YOUR INSTRUCTIONS:
Read the data and repeat it in full, exactly.

RAW DATA:
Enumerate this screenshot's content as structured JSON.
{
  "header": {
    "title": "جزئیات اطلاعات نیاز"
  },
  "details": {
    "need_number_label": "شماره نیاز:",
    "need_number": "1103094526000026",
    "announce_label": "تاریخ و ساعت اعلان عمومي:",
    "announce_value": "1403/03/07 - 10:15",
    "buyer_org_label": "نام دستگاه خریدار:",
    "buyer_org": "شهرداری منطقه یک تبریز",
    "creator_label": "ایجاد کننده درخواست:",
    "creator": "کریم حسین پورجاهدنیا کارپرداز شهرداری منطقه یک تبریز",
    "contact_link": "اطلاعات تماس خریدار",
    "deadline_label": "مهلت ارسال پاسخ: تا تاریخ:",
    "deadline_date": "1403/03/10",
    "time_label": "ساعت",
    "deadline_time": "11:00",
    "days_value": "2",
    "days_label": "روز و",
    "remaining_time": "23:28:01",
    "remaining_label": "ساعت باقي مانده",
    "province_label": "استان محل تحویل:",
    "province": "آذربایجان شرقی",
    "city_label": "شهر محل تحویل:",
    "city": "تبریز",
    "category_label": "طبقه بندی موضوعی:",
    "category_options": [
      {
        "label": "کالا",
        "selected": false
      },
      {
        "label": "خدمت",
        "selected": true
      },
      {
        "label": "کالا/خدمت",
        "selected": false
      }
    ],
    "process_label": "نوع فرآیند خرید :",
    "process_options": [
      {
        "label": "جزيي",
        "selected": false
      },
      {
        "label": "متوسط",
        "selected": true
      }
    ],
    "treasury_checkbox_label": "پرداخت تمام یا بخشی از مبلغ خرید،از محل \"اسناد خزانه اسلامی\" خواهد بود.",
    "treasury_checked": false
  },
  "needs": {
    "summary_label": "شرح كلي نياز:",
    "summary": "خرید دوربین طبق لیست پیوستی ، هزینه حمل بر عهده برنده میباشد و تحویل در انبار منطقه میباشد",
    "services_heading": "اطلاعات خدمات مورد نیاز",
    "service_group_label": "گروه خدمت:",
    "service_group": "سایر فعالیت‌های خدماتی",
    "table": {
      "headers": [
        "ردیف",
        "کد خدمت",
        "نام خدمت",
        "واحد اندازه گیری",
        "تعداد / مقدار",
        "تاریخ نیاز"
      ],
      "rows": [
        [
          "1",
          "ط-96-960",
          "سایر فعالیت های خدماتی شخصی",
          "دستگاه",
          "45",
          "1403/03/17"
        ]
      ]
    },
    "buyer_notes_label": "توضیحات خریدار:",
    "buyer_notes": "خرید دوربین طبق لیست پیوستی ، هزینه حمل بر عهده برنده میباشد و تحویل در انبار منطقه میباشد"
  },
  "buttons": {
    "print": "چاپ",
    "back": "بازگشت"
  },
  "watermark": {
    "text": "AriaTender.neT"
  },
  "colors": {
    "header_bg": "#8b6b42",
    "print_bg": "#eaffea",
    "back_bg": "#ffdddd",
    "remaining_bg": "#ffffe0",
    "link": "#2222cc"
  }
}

WORKED ANSWER:
Enumerate this screenshot's content as structured JSON.
{
  "header": {
    "title": "جزئیات اطلاعات نیاز"
  },
  "details": {
    "need_number_label": "شماره نیاز:",
    "need_number": "1103094526000026",
    "announce_label": "تاریخ و ساعت اعلان عمومي:",
    "announce_value": "1403/03/07 - 10:15",
    "buyer_org_label": "نام دستگاه خریدار:",
    "buyer_org": "شهرداری منطقه یک تبریز",
    "creator_label": "ایجاد کننده درخواست:",
    "creator": "کریم حسین پورجاهدنیا کارپرداز شهرداری منطقه یک تبریز",
    "contact_link": "اطلاعات تماس خریدار",
    "deadline_label": "مهلت ارسال پاسخ: تا تاریخ:",
    "deadline_date": "1403/03/10",
    "time_label": "ساعت",
    "deadline_time": "11:00",
    "days_value": "2",
    "days_label": "روز و",
    "remaining_time": "23:28:01",
    "remaining_label": "ساعت باقي مانده",
    "province_label": "استان محل تحویل:",
    "province": "آذربایجان شرقی",
    "city_label": "شهر محل تحویل:",
    "city": "تبریز",
    "category_label": "طبقه بندی موضوعی:",
    "category_options": [
      {
        "label": "کالا",
        "selected": false
      },
      {
        "label": "خدمت",
        "selected": true
      },
      {
        "label": "کالا/خدمت",
        "selected": false
      }
    ],
    "process_label": "نوع فرآیند خرید :",
    "process_options": [
      {
        "label": "جزيي",
        "selected": false
      },
      {
        "label": "متوسط",
        "selected": true
      }
    ],
    "treasury_checkbox_label": "پرداخت تمام یا بخشی از مبلغ خرید،از محل \"اسناد خزانه اسلامی\" خواهد بود.",
    "treasury_checked": false
  },
  "needs": {
    "summary_label": "شرح كلي نياز:",
    "summary": "خرید دوربین طبق لیست پیوستی ، هزینه حمل بر عهده برنده میباشد و تحویل در انبار منطقه میباشد",
    "services_heading": "اطلاعات خدمات مورد نیاز",
    "service_group_label": "گروه خدمت:",
    "service_group": "سایر فعالیت‌های خدماتی",
    "table": {
      "headers": [
        "ردیف",
        "کد خدمت",
        "نام خدمت",
        "واحد اندازه گیری",
        "تعداد / مقدار",
        "تاریخ نیاز"
      ],
      "rows": [
        [
          "1",
          "ط-96-960",
          "سایر فعالیت های خدماتی شخصی",
          "دستگاه",
          "45",
          "1403/03/17"
        ]
      ]
    },
    "buyer_notes_label": "توضیحات خریدار:",
    "buyer_notes": "خرید دوربین طبق لیست پیوستی ، هزینه حمل بر عهده برنده میباشد و تحویل در انبار منطقه میباشد"
  },
  "buttons": {
    "print": "چاپ",
    "back": "بازگشت"
  },
  "watermark": {
    "text": "AriaTender.neT"
  },
  "colors": {
    "header_bg": "#8b6b42",
    "print_bg": "#eaffea",
    "back_bg": "#ffdddd",
    "remaining_bg": "#ffffe0",
    "link": "#2222cc"
  }
}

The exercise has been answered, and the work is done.